## Problem to work on
Extract all of the data and reproduce it precisely.

[Dataset items]
——————
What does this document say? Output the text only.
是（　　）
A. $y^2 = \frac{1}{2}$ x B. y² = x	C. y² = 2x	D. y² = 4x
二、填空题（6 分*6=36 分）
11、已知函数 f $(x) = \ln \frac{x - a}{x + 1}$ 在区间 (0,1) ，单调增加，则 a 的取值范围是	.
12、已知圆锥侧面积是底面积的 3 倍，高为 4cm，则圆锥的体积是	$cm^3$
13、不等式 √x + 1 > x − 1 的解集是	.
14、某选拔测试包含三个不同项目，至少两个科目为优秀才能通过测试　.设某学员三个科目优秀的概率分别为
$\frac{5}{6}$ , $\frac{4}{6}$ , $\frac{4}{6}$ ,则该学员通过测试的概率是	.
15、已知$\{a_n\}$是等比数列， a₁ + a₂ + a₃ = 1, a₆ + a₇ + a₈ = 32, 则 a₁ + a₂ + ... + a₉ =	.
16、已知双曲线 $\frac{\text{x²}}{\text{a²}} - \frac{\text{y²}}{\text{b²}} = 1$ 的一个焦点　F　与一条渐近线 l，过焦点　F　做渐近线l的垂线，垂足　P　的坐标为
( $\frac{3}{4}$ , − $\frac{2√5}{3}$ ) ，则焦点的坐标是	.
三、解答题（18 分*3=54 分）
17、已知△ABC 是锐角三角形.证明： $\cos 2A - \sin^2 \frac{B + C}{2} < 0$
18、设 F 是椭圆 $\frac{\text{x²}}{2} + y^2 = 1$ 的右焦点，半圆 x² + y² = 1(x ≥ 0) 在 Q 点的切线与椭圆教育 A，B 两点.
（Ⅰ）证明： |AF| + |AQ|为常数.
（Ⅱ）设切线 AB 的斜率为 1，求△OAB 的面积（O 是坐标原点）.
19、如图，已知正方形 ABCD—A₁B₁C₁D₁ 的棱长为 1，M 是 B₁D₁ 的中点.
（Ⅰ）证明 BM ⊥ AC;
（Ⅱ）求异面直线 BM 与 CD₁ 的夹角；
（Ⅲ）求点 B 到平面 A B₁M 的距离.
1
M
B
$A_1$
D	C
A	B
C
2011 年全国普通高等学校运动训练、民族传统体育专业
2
——————
## Output for this exercise
What does this document say? Output the text only.
是（　　）
A. $y^2 = \frac{1}{2}$ x B. y² = x	C. y² = 2x	D. y² = 4x
二、填空题（6 分*6=36 分）
11、已知函数 f $(x) = \ln \frac{x - a}{x + 1}$ 在区间 (0,1) ，单调增加，则 a 的取值范围是	.
12、已知圆锥侧面积是底面积的 3 倍，高为 4cm，则圆锥的体积是	$cm^3$
13、不等式 √x + 1 > x − 1 的解集是	.
14、某选拔测试包含三个不同项目，至少两个科目为优秀才能通过测试　.设某学员三个科目优秀的概率分别为
$\frac{5}{6}$ , $\frac{4}{6}$ , $\frac{4}{6}$ ,则该学员通过测试的概率是	.
15、已知$\{a_n\}$是等比数列， a₁ + a₂ + a₃ = 1, a₆ + a₇ + a₈ = 32, 则 a₁ + a₂ + ... + a₉ =	.
16、已知双曲线 $\frac{\text{x²}}{\text{a²}} - \frac{\text{y²}}{\text{b²}} = 1$ 的一个焦点　F　与一条渐近线 l，过焦点　F　做渐近线l的垂线，垂足　P　的坐标为
( $\frac{3}{4}$ , − $\frac{2√5}{3}$ ) ，则焦点的坐标是	.
三、解答题（18 分*3=54 分）
17、已知△ABC 是锐角三角形.证明： $\cos 2A - \sin^2 \frac{B + C}{2} < 0$
18、设 F 是椭圆 $\frac{\text{x²}}{2} + y^2 = 1$ 的右焦点，半圆 x² + y² = 1(x ≥ 0) 在 Q 点的切线与椭圆教育 A，B 两点.
（Ⅰ）证明： |AF| + |AQ|为常数.
（Ⅱ）设切线 AB 的斜率为 1，求△OAB 的面积（O 是坐标原点）.
19、如图，已知正方形 ABCD—A₁B₁C₁D₁ 的棱长为 1，M 是 B₁D₁ 的中点.
（Ⅰ）证明 BM ⊥ AC;
（Ⅱ）求异面直线 BM 与 CD₁ 的夹角；
（Ⅲ）求点 B 到平面 A B₁M 的距离.
1
M
B
$A_1$
D	C
A	B
C
2011 年全国普通高等学校运动训练、民族传统体育专业
2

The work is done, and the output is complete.